- JOB
Copy out the entries below precisely; nothing is to be omitted.

(Extracts from a graphics dataset)
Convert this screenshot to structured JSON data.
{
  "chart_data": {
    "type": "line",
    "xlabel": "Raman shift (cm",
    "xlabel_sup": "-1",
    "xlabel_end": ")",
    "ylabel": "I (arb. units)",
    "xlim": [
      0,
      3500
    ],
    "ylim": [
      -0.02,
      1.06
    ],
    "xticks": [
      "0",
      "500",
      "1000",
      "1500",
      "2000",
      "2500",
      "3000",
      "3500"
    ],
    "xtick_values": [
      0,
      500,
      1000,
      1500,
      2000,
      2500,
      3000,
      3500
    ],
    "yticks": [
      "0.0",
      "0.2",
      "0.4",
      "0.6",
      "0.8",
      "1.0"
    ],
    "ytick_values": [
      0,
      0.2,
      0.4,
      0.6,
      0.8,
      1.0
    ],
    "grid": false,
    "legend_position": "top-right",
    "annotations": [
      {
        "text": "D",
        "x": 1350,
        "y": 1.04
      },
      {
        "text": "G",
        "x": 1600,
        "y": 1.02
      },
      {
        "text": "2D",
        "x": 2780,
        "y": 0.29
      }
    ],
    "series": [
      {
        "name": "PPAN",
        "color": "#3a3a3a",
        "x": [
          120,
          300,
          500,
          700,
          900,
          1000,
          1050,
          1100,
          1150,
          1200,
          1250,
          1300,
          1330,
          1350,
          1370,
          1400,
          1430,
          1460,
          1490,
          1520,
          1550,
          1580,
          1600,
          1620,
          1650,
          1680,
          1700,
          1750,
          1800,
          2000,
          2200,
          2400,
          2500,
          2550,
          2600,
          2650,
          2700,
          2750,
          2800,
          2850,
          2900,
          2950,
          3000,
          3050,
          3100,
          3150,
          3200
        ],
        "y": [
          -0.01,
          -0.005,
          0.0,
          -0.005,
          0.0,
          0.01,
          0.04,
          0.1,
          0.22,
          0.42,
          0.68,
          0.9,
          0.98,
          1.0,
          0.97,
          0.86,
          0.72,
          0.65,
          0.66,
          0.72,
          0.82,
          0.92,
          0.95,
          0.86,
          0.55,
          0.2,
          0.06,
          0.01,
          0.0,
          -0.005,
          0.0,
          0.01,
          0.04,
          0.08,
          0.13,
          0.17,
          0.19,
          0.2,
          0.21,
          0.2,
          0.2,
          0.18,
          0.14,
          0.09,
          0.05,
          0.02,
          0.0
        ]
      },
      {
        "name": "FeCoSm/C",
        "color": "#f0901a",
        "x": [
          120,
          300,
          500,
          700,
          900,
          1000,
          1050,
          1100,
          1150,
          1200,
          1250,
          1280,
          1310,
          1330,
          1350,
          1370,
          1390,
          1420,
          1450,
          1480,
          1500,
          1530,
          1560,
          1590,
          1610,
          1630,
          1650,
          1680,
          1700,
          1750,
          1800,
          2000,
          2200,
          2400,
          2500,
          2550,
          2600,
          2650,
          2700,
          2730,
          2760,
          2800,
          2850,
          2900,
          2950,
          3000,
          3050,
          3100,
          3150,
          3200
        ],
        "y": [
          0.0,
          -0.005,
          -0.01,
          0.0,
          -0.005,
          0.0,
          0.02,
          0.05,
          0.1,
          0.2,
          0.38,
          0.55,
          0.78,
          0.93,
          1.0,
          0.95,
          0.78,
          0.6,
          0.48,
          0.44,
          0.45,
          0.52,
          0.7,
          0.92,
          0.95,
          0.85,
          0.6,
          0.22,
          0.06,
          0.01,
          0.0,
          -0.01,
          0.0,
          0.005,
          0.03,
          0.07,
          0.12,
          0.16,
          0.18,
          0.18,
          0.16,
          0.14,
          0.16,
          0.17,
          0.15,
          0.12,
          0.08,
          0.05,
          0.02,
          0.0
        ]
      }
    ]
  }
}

- EXERCISE RESPONSE
Convert this screenshot to structured JSON data.
{
  "chart_data": {
    "type": "line",
    "xlabel": "Raman shift (cm",
    "xlabel_sup": "-1",
    "xlabel_end": ")",
    "ylabel": "I (arb. units)",
    "xlim": [
      0,
      3500
    ],
    "ylim": [
      -0.02,
      1.06
    ],
    "xticks": [
      "0",
      "500",
      "1000",
      "1500",
      "2000",
      "2500",
      "3000",
      "3500"
    ],
    "xtick_values": [
      0,
      500,
      1000,
      1500,
      2000,
      2500,
      3000,
      3500
    ],
    "yticks": [
      "0.0",
      "0.2",
      "0.4",
      "0.6",
      "0.8",
      "1.0"
    ],
    "ytick_values": [
      0,
      0.2,
      0.4,
      0.6,
      0.8,
      1.0
    ],
    "grid": false,
    "legend_position": "top-right",
    "annotations": [
      {
        "text": "D",
        "x": 1350,
        "y": 1.04
      },
      {
        "text": "G",
        "x": 1600,
        "y": 1.02
      },
      {
        "text": "2D",
        "x": 2780,
        "y": 0.29
      }
    ],
    "series": [
      {
        "name": "PPAN",
        "color": "#3a3a3a",
        "x": [
          120,
          300,
          500,
          700,
          900,
          1000,
          1050,
          1100,
          1150,
          1200,
          1250,
          1300,
          1330,
          1350,
          1370,
          1400,
          1430,
          1460,
          1490,
          1520,
          1550,
          1580,
          1600,
          1620,
          1650,
          1680,
          1700,
          1750,
          1800,
          2000,
          2200,
          2400,
          2500,
          2550,
          2600,
          2650,
          2700,
          2750,
          2800,
          2850,
          2900,
          2950,
          3000,
          3050,
          3100,
          3150,
          3200
        ],
        "y": [
          -0.01,
          -0.005,
          0.0,
          -0.005,
          0.0,
          0.01,
          0.04,
          0.1,
          0.22,
          0.42,
          0.68,
          0.9,
          0.98,
          1.0,
          0.97,
          0.86,
          0.72,
          0.65,
          0.66,
          0.72,
          0.82,
          0.92,
          0.95,
          0.86,
          0.55,
          0.2,
          0.06,
          0.01,
          0.0,
          -0.005,
          0.0,
          0.01,
          0.04,
          0.08,
          0.13,
          0.17,
          0.19,
          0.2,
          0.21,
          0.2,
          0.2,
          0.18,
          0.14,
          0.09,
          0.05,
          0.02,
          0.0
        ]
      },
      {
        "name": "FeCoSm/C",
        "color": "#f0901a",
        "x": [
          120,
          300,
          500,
          700,
          900,
          1000,
          1050,
          1100,
          1150,
          1200,
          1250,
          1280,
          1310,
          1330,
          1350,
          1370,
          1390,
          1420,
          1450,
          1480,
          1500,
          1530,
          1560,
          1590,
          1610,
          1630,
          1650,
          1680,
          1700,
          1750,
          1800,
          2000,
          2200,
          2400,
          2500,
          2550,
          2600,
          2650,
          2700,
          2730,
          2760,
          2800,
          2850,
          2900,
          2950,
          3000,
          3050,
          3100,
          3150,
          3200
        ],
        "y": [
          0.0,
          -0.005,
          -0.01,
          0.0,
          -0.005,
          0.0,
          0.02,
          0.05,
          0.1,
          0.2,
          0.38,
          0.55,
          0.78,
          0.93,
          1.0,
          0.95,
          0.78,
          0.6,
          0.48,
          0.44,
          0.45,
          0.52,
          0.7,
          0.92,
          0.95,
          0.85,
          0.6,
          0.22,
          0.06,
          0.01,
          0.0,
          -0.01,
          0.0,
          0.005,
          0.03,
          0.07,
          0.12,
          0.16,
          0.18,
          0.18,
          0.16,
          0.14,
          0.16,
          0.17,
          0.15,
          0.12,
          0.08,
          0.05,
          0.02,
          0.0
        ]
      }
    ]
  }
}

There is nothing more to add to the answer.